WHAT TO WORK ON
Word for word, copy all the data and drop the pictures.

INFORMATION SUPPLIED
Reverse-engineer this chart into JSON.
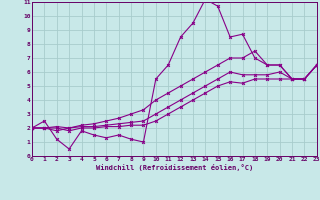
{
  "bg_color": "#c8e8e8",
  "grid_color": "#a8cccc",
  "line_color": "#880088",
  "spine_color": "#660066",
  "tick_color": "#660066",
  "xlabel": "Windchill (Refroidissement éolien,°C)",
  "xlim": [
    0,
    23
  ],
  "ylim": [
    0,
    11
  ],
  "xticks": [
    0,
    1,
    2,
    3,
    4,
    5,
    6,
    7,
    8,
    9,
    10,
    11,
    12,
    13,
    14,
    15,
    16,
    17,
    18,
    19,
    20,
    21,
    22,
    23
  ],
  "yticks": [
    0,
    1,
    2,
    3,
    4,
    5,
    6,
    7,
    8,
    9,
    10,
    11
  ],
  "lines": [
    {
      "x": [
        0,
        1,
        2,
        3,
        4,
        5,
        6,
        7,
        8,
        9,
        10,
        11,
        12,
        13,
        14,
        15,
        16,
        17,
        18,
        19,
        20,
        21,
        22,
        23
      ],
      "y": [
        2.0,
        2.5,
        1.2,
        0.5,
        1.8,
        1.5,
        1.3,
        1.5,
        1.2,
        1.0,
        5.5,
        6.5,
        8.5,
        9.5,
        11.2,
        10.7,
        8.5,
        8.7,
        7.0,
        6.5,
        6.5,
        5.5,
        5.5,
        6.5
      ]
    },
    {
      "x": [
        0,
        1,
        2,
        3,
        4,
        5,
        6,
        7,
        8,
        9,
        10,
        11,
        12,
        13,
        14,
        15,
        16,
        17,
        18,
        19,
        20,
        21,
        22,
        23
      ],
      "y": [
        2.0,
        2.0,
        2.1,
        2.0,
        2.2,
        2.3,
        2.5,
        2.7,
        3.0,
        3.3,
        4.0,
        4.5,
        5.0,
        5.5,
        6.0,
        6.5,
        7.0,
        7.0,
        7.5,
        6.5,
        6.5,
        5.5,
        5.5,
        6.5
      ]
    },
    {
      "x": [
        0,
        1,
        2,
        3,
        4,
        5,
        6,
        7,
        8,
        9,
        10,
        11,
        12,
        13,
        14,
        15,
        16,
        17,
        18,
        19,
        20,
        21,
        22,
        23
      ],
      "y": [
        2.0,
        2.0,
        1.8,
        2.0,
        2.1,
        2.1,
        2.2,
        2.3,
        2.4,
        2.5,
        3.0,
        3.5,
        4.0,
        4.5,
        5.0,
        5.5,
        6.0,
        5.8,
        5.8,
        5.8,
        6.0,
        5.5,
        5.5,
        6.5
      ]
    },
    {
      "x": [
        0,
        1,
        2,
        3,
        4,
        5,
        6,
        7,
        8,
        9,
        10,
        11,
        12,
        13,
        14,
        15,
        16,
        17,
        18,
        19,
        20,
        21,
        22,
        23
      ],
      "y": [
        2.0,
        2.0,
        2.0,
        1.8,
        2.0,
        2.0,
        2.1,
        2.1,
        2.2,
        2.2,
        2.5,
        3.0,
        3.5,
        4.0,
        4.5,
        5.0,
        5.3,
        5.2,
        5.5,
        5.5,
        5.5,
        5.5,
        5.5,
        6.5
      ]
    }
  ]
}
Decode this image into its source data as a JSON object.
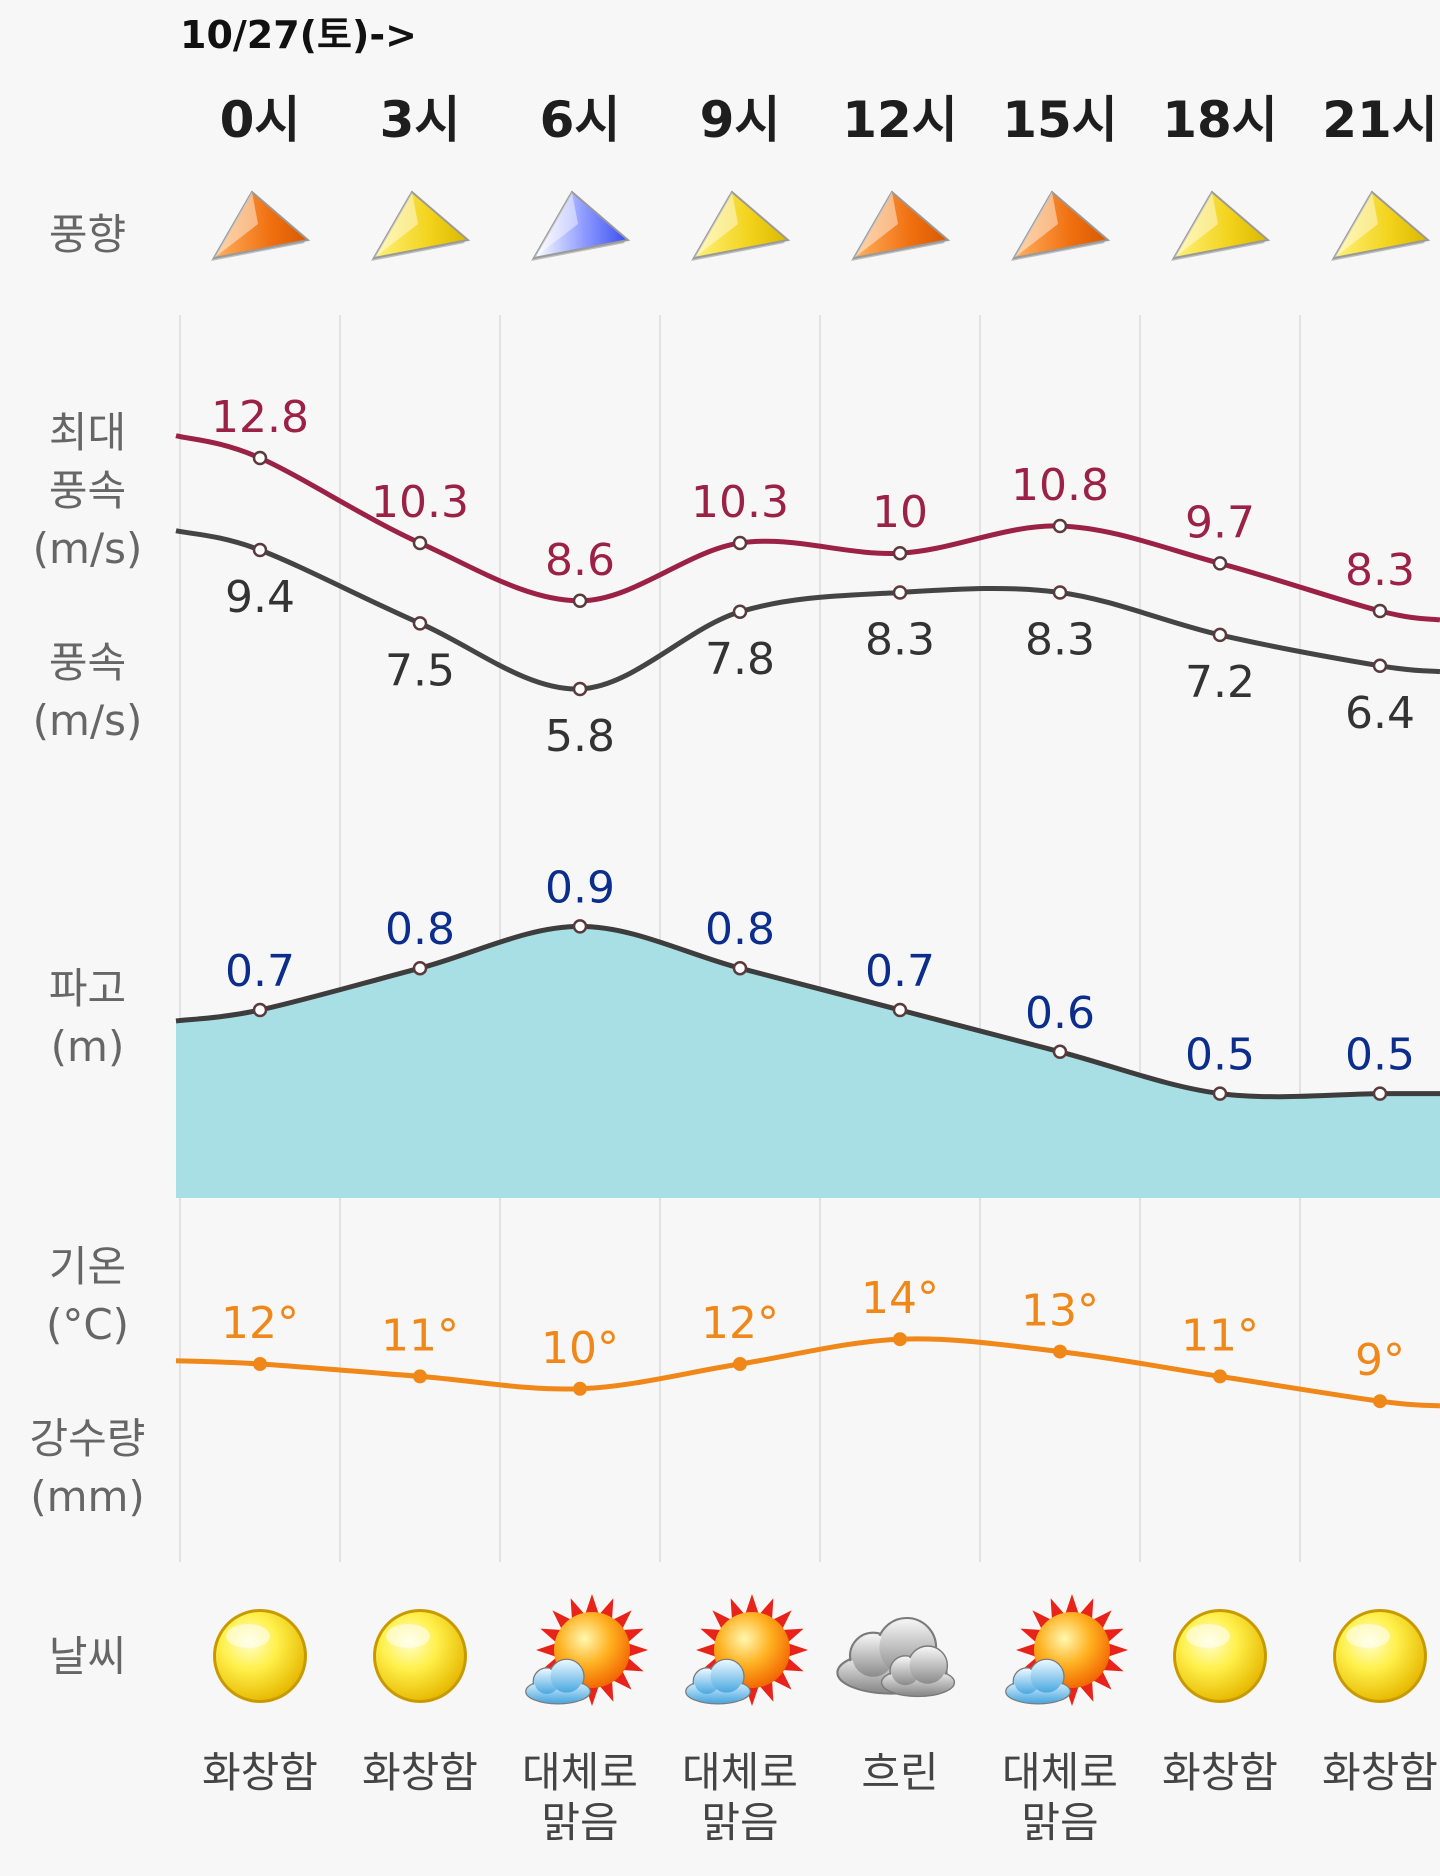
{
  "header": {
    "date": "10/27(토)->",
    "hours": [
      "0시",
      "3시",
      "6시",
      "9시",
      "12시",
      "15시",
      "18시",
      "21시"
    ]
  },
  "labels": {
    "wind_dir": "풍향",
    "max_wind_1": "최대",
    "max_wind_2": "풍속",
    "max_wind_3": "(m/s)",
    "wind_1": "풍속",
    "wind_2": "(m/s)",
    "wave_1": "파고",
    "wave_2": "(m)",
    "temp_1": "기온",
    "temp_2": "(°C)",
    "precip_1": "강수량",
    "precip_2": "(mm)",
    "weather": "날씨"
  },
  "colors": {
    "max_wind": "#9b2246",
    "wind": "#444444",
    "wave_fill": "#a7dfe4",
    "wave_line": "#3d3d3d",
    "wave_label": "#0b2d8c",
    "temp": "#f08719",
    "arrow_orange": "#f07010",
    "arrow_yellow": "#f2d21a",
    "arrow_blue": "#3a4ef0"
  },
  "weather_icons": [
    "sun-icon",
    "sun-icon",
    "partly-cloudy-icon",
    "partly-cloudy-icon",
    "cloud-icon",
    "partly-cloudy-icon",
    "sun-icon",
    "sun-icon"
  ],
  "conditions": [
    [
      "화창함"
    ],
    [
      "화창함"
    ],
    [
      "대체로",
      "맑음"
    ],
    [
      "대체로",
      "맑음"
    ],
    [
      "흐린"
    ],
    [
      "대체로",
      "맑음"
    ],
    [
      "화창함"
    ],
    [
      "화창함"
    ]
  ],
  "chart_data": {
    "type": "line",
    "x": [
      "0시",
      "3시",
      "6시",
      "9시",
      "12시",
      "15시",
      "18시",
      "21시"
    ],
    "wind_direction": [
      {
        "color": "orange"
      },
      {
        "color": "yellow"
      },
      {
        "color": "blue"
      },
      {
        "color": "yellow"
      },
      {
        "color": "orange"
      },
      {
        "color": "orange"
      },
      {
        "color": "yellow"
      },
      {
        "color": "yellow"
      }
    ],
    "series": [
      {
        "name": "최대 풍속",
        "unit": "m/s",
        "values": [
          12.8,
          10.3,
          8.6,
          10.3,
          10,
          10.8,
          9.7,
          8.3
        ],
        "labels": [
          "12.8",
          "10.3",
          "8.6",
          "10.3",
          "10",
          "10.8",
          "9.7",
          "8.3"
        ]
      },
      {
        "name": "풍속",
        "unit": "m/s",
        "values": [
          9.4,
          7.5,
          5.8,
          7.8,
          8.3,
          8.3,
          7.2,
          6.4
        ],
        "labels": [
          "9.4",
          "7.5",
          "5.8",
          "7.8",
          "8.3",
          "8.3",
          "7.2",
          "6.4"
        ]
      },
      {
        "name": "파고",
        "unit": "m",
        "values": [
          0.7,
          0.8,
          0.9,
          0.8,
          0.7,
          0.6,
          0.5,
          0.5
        ],
        "labels": [
          "0.7",
          "0.8",
          "0.9",
          "0.8",
          "0.7",
          "0.6",
          "0.5",
          "0.5"
        ]
      },
      {
        "name": "기온",
        "unit": "°C",
        "values": [
          12,
          11,
          10,
          12,
          14,
          13,
          11,
          9
        ],
        "labels": [
          "12°",
          "11°",
          "10°",
          "12°",
          "14°",
          "13°",
          "11°",
          "9°"
        ]
      }
    ]
  }
}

WRITTEN RESPONSE
Reverse-engineer this chart into JSON.
{
  "bg_color": "#c8e8e8",
  "grid_color": "#a8cccc",
  "line_color": "#880088",
  "spine_color": "#660066",
  "tick_color": "#660066",
  "xlabel": "Windchill (Refroidissement éolien,°C)",
  "xlim": [
    0,
    23
  ],
  "ylim": [
    0,
    11
  ],
  "xticks": [
    0,
    1,
    2,
    3,
    4,
    5,
    6,
    7,
    8,
    9,
    10,
    11,
    12,
    13,
    14,
    15,
    16,
    17,
    18,
    19,
    20,
    21,
    22,
    23
  ],
  "yticks": [
    0,
    1,
    2,
    3,
    4,
    5,
    6,
    7,
    8,
    9,
    10,
    11
  ],
  "lines": [
    {
      "x": [
        0,
        1,
        2,
        3,
        4,
        5,
        6,
        7,
        8,
        9,
        10,
        11,
        12,
        13,
        14,
        15,
        16,
        17,
        18,
        19,
        20,
        21,
        22,
        23
      ],
      "y": [
        2.0,
        2.5,
        1.2,
        0.5,
        1.8,
        1.5,
        1.3,
        1.5,
        1.2,
        1.0,
        5.5,
        6.5,
        8.5,
        9.5,
        11.2,
        10.7,
        8.5,
        8.7,
        7.0,
        6.5,
        6.5,
        5.5,
        5.5,
        6.5
      ]
    },
    {
      "x": [
        0,
        1,
        2,
        3,
        4,
        5,
        6,
        7,
        8,
        9,
        10,
        11,
        12,
        13,
        14,
        15,
        16,
        17,
        18,
        19,
        20,
        21,
        22,
        23
      ],
      "y": [
        2.0,
        2.0,
        2.1,
        2.0,
        2.2,
        2.3,
        2.5,
        2.7,
        3.0,
        3.3,
        4.0,
        4.5,
        5.0,
        5.5,
        6.0,
        6.5,
        7.0,
        7.0,
        7.5,
        6.5,
        6.5,
        5.5,
        5.5,
        6.5
      ]
    },
    {
      "x": [
        0,
        1,
        2,
        3,
        4,
        5,
        6,
        7,
        8,
        9,
        10,
        11,
        12,
        13,
        14,
        15,
        16,
        17,
        18,
        19,
        20,
        21,
        22,
        23
      ],
      "y": [
        2.0,
        2.0,
        1.8,
        2.0,
        2.1,
        2.1,
        2.2,
        2.3,
        2.4,
        2.5,
        3.0,
        3.5,
        4.0,
        4.5,
        5.0,
        5.5,
        6.0,
        5.8,
        5.8,
        5.8,
        6.0,
        5.5,
        5.5,
        6.5
      ]
    },
    {
      "x": [
        0,
        1,
        2,
        3,
        4,
        5,
        6,
        7,
        8,
        9,
        10,
        11,
        12,
        13,
        14,
        15,
        16,
        17,
        18,
        19,
        20,
        21,
        22,
        23
      ],
      "y": [
        2.0,
        2.0,
        2.0,
        1.8,
        2.0,
        2.0,
        2.1,
        2.1,
        2.2,
        2.2,
        2.5,
        3.0,
        3.5,
        4.0,
        4.5,
        5.0,
        5.3,
        5.2,
        5.5,
        5.5,
        5.5,
        5.5,
        5.5,
        6.5
      ]
    }
  ]
}
Decode this image into its source data as a JSON object.
{
  "header": {
    "date": "10/27(토)->",
    "hours": [
      "0시",
      "3시",
      "6시",
      "9시",
      "12시",
      "15시",
      "18시",
      "21시"
    ]
  },
  "labels": {
    "wind_dir": "풍향",
    "max_wind_1": "최대",
    "max_wind_2": "풍속",
    "max_wind_3": "(m/s)",
    "wind_1": "풍속",
    "wind_2": "(m/s)",
    "wave_1": "파고",
    "wave_2": "(m)",
    "temp_1": "기온",
    "temp_2": "(°C)",
    "precip_1": "강수량",
    "precip_2": "(mm)",
    "weather": "날씨"
  },
  "colors": {
    "max_wind": "#9b2246",
    "wind": "#444444",
    "wave_fill": "#a7dfe4",
    "wave_line": "#3d3d3d",
    "wave_label": "#0b2d8c",
    "temp": "#f08719",
    "arrow_orange": "#f07010",
    "arrow_yellow": "#f2d21a",
    "arrow_blue": "#3a4ef0"
  },
  "weather_icons": [
    "sun-icon",
    "sun-icon",
    "partly-cloudy-icon",
    "partly-cloudy-icon",
    "cloud-icon",
    "partly-cloudy-icon",
    "sun-icon",
    "sun-icon"
  ],
  "conditions": [
    [
      "화창함"
    ],
    [
      "화창함"
    ],
    [
      "대체로",
      "맑음"
    ],
    [
      "대체로",
      "맑음"
    ],
    [
      "흐린"
    ],
    [
      "대체로",
      "맑음"
    ],
    [
      "화창함"
    ],
    [
      "화창함"
    ]
  ],
  "chart_data": {
    "type": "line",
    "x": [
      "0시",
      "3시",
      "6시",
      "9시",
      "12시",
      "15시",
      "18시",
      "21시"
    ],
    "wind_direction": [
      {
        "color": "orange"
      },
      {
        "color": "yellow"
      },
      {
        "color": "blue"
      },
      {
        "color": "yellow"
      },
      {
        "color": "orange"
      },
      {
        "color": "orange"
      },
      {
        "color": "yellow"
      },
      {
        "color": "yellow"
      }
    ],
    "series": [
      {
        "name": "최대 풍속",
        "unit": "m/s",
        "values": [
          12.8,
          10.3,
          8.6,
          10.3,
          10,
          10.8,
          9.7,
          8.3
        ],
        "labels": [
          "12.8",
          "10.3",
          "8.6",
          "10.3",
          "10",
          "10.8",
          "9.7",
          "8.3"
        ]
      },
      {
        "name": "풍속",
        "unit": "m/s",
        "values": [
          9.4,
          7.5,
          5.8,
          7.8,
          8.3,
          8.3,
          7.2,
          6.4
        ],
        "labels": [
          "9.4",
          "7.5",
          "5.8",
          "7.8",
          "8.3",
          "8.3",
          "7.2",
          "6.4"
        ]
      },
      {
        "name": "파고",
        "unit": "m",
        "values": [
          0.7,
          0.8,
          0.9,
          0.8,
          0.7,
          0.6,
          0.5,
          0.5
        ],
        "labels": [
          "0.7",
          "0.8",
          "0.9",
          "0.8",
          "0.7",
          "0.6",
          "0.5",
          "0.5"
        ]
      },
      {
        "name": "기온",
        "unit": "°C",
        "values": [
          12,
          11,
          10,
          12,
          14,
          13,
          11,
          9
        ],
        "labels": [
          "12°",
          "11°",
          "10°",
          "12°",
          "14°",
          "13°",
          "11°",
          "9°"
        ]
      }
    ]
  }
}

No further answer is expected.